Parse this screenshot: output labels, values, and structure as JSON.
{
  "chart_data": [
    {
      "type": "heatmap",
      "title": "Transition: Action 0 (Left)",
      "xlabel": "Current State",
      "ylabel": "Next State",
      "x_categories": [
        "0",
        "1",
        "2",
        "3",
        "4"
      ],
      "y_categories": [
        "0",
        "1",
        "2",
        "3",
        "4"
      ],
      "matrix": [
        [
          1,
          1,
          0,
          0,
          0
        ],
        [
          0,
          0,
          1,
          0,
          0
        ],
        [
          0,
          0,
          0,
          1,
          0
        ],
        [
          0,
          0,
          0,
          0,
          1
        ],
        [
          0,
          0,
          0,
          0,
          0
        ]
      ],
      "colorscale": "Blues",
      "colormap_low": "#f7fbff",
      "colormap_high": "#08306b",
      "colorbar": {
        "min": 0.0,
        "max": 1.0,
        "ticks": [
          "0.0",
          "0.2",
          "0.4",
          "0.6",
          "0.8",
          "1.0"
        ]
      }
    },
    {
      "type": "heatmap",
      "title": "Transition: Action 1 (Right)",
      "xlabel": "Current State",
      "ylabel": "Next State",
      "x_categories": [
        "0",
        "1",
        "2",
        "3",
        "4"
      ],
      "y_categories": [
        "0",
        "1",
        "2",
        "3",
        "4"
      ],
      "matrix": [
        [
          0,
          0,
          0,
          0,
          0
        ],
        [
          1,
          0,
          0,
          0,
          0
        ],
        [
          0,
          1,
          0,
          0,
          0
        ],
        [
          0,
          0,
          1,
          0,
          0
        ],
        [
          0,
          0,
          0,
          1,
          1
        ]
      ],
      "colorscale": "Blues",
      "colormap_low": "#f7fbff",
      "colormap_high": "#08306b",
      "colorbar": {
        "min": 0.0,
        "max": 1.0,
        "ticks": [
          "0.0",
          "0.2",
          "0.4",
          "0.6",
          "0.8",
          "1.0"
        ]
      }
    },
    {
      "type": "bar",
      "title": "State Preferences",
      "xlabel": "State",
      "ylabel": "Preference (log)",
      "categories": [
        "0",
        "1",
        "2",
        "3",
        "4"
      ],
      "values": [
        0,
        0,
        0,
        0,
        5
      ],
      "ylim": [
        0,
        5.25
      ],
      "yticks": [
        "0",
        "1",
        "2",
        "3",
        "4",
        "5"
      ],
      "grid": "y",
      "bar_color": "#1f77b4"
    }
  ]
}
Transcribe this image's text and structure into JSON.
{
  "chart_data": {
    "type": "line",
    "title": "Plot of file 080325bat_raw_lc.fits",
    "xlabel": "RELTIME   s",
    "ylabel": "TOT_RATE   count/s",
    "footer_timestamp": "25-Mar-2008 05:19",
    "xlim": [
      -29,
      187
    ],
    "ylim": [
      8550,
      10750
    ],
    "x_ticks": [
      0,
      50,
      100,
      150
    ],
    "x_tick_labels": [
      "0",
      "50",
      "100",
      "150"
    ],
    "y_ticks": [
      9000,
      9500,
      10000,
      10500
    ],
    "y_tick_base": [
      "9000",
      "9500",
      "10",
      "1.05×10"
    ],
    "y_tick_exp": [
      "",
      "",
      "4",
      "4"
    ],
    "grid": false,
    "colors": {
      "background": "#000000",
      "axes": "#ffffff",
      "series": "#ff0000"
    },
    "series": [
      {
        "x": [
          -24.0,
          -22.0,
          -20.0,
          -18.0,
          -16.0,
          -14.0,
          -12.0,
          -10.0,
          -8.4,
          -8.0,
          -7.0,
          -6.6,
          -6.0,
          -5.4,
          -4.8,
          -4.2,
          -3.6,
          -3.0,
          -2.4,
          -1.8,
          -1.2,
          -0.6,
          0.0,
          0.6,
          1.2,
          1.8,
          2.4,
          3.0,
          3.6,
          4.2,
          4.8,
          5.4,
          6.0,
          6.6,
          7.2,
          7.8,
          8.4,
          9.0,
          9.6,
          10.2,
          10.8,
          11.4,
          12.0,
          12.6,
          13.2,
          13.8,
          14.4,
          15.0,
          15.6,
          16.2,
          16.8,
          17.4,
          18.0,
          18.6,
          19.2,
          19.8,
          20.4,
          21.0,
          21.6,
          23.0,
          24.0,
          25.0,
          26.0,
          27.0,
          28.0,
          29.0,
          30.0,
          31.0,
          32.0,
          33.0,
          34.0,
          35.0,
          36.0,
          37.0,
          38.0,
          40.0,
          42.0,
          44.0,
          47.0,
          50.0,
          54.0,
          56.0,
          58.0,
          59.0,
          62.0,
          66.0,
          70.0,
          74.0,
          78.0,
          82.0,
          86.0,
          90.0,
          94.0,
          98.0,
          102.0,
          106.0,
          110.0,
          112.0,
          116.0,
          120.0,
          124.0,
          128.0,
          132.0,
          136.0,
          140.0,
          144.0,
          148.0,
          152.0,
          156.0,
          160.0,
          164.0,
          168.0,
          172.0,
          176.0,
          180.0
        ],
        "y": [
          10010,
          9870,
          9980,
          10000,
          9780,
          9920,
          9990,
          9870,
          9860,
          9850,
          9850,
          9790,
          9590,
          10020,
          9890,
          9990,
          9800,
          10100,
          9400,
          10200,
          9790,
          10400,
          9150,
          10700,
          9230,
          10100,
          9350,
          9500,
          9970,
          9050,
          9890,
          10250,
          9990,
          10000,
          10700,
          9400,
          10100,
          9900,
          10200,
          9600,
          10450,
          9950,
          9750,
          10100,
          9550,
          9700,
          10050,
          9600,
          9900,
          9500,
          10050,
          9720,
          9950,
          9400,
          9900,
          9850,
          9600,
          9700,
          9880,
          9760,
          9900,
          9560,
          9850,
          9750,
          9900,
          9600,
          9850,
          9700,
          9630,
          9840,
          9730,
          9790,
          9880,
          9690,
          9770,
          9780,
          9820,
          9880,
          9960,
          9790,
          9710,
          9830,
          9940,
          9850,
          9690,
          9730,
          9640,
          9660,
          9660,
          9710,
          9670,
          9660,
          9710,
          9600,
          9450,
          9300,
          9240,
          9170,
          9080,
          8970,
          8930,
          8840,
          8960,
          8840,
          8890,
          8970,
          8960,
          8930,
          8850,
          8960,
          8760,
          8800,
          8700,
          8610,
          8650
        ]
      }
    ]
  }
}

---

Check each line of these records for the string "values" and state only how many lines have it.

2